MATERIAL FOR THIS EXERCISE:
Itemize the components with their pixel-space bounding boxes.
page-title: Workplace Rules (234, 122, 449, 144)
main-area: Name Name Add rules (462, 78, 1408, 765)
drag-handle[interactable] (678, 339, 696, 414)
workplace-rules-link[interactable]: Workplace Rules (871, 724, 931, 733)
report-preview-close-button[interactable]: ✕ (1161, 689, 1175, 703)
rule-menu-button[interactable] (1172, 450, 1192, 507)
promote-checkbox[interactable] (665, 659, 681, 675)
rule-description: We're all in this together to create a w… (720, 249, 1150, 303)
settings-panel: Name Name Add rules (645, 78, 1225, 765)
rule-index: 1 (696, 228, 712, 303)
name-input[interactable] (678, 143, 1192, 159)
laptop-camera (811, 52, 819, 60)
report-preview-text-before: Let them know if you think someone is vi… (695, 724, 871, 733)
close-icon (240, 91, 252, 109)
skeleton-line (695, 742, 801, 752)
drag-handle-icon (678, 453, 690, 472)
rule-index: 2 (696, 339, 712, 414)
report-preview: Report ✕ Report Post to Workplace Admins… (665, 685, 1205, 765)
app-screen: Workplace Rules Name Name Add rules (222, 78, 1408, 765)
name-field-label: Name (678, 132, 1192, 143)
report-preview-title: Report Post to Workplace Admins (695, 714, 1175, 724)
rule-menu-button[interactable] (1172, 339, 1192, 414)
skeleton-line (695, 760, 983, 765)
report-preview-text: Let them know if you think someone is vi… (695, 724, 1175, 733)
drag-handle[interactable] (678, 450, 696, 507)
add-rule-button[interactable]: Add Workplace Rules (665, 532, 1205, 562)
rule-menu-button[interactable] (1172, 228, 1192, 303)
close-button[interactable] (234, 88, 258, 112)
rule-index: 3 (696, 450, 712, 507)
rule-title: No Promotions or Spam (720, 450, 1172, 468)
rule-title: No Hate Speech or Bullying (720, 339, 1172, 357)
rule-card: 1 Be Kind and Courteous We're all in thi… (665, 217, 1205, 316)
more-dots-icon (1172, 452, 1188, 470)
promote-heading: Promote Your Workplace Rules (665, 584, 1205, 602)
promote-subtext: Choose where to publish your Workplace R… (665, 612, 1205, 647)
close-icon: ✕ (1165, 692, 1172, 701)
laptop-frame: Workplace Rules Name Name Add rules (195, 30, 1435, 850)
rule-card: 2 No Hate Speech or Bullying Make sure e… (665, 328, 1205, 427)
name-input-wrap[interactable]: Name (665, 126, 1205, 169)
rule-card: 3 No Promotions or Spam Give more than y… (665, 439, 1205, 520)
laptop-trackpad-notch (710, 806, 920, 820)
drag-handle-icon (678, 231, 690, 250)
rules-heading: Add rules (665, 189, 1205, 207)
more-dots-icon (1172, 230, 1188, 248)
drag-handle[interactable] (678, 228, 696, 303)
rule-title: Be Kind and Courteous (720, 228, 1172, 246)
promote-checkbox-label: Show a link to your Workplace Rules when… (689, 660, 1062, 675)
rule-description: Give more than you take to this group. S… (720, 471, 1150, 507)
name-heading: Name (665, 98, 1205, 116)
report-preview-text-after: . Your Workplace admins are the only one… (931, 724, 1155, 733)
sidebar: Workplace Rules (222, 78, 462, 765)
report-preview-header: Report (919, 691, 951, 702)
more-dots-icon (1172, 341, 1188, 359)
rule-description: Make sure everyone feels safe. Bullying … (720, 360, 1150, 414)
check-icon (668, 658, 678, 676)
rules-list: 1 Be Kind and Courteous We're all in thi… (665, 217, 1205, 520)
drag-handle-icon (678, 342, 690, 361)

GIVEN EXERCISE:
Update the records from the first line up to and including the line with "name-field-label: Name (678, 132, 1192, 143)" by replacing "skeleton-line" with "placeholder-line" and leaving everything else as it is. Give only those lines.

COMPLETE ANSWER:
Itemize the components with their pixel-space bounding boxes.
page-title: Workplace Rules (234, 122, 449, 144)
main-area: Name Name Add rules (462, 78, 1408, 765)
drag-handle[interactable] (678, 339, 696, 414)
workplace-rules-link[interactable]: Workplace Rules (871, 724, 931, 733)
report-preview-close-button[interactable]: ✕ (1161, 689, 1175, 703)
rule-menu-button[interactable] (1172, 450, 1192, 507)
promote-checkbox[interactable] (665, 659, 681, 675)
rule-description: We're all in this together to create a w… (720, 249, 1150, 303)
settings-panel: Name Name Add rules (645, 78, 1225, 765)
rule-index: 1 (696, 228, 712, 303)
name-input[interactable] (678, 143, 1192, 159)
laptop-camera (811, 52, 819, 60)
report-preview-text-before: Let them know if you think someone is vi… (695, 724, 871, 733)
close-icon (240, 91, 252, 109)
placeholder-line (695, 742, 801, 752)
drag-handle-icon (678, 453, 690, 472)
rule-index: 2 (696, 339, 712, 414)
report-preview: Report ✕ Report Post to Workplace Admins… (665, 685, 1205, 765)
app-screen: Workplace Rules Name Name Add rules (222, 78, 1408, 765)
name-field-label: Name (678, 132, 1192, 143)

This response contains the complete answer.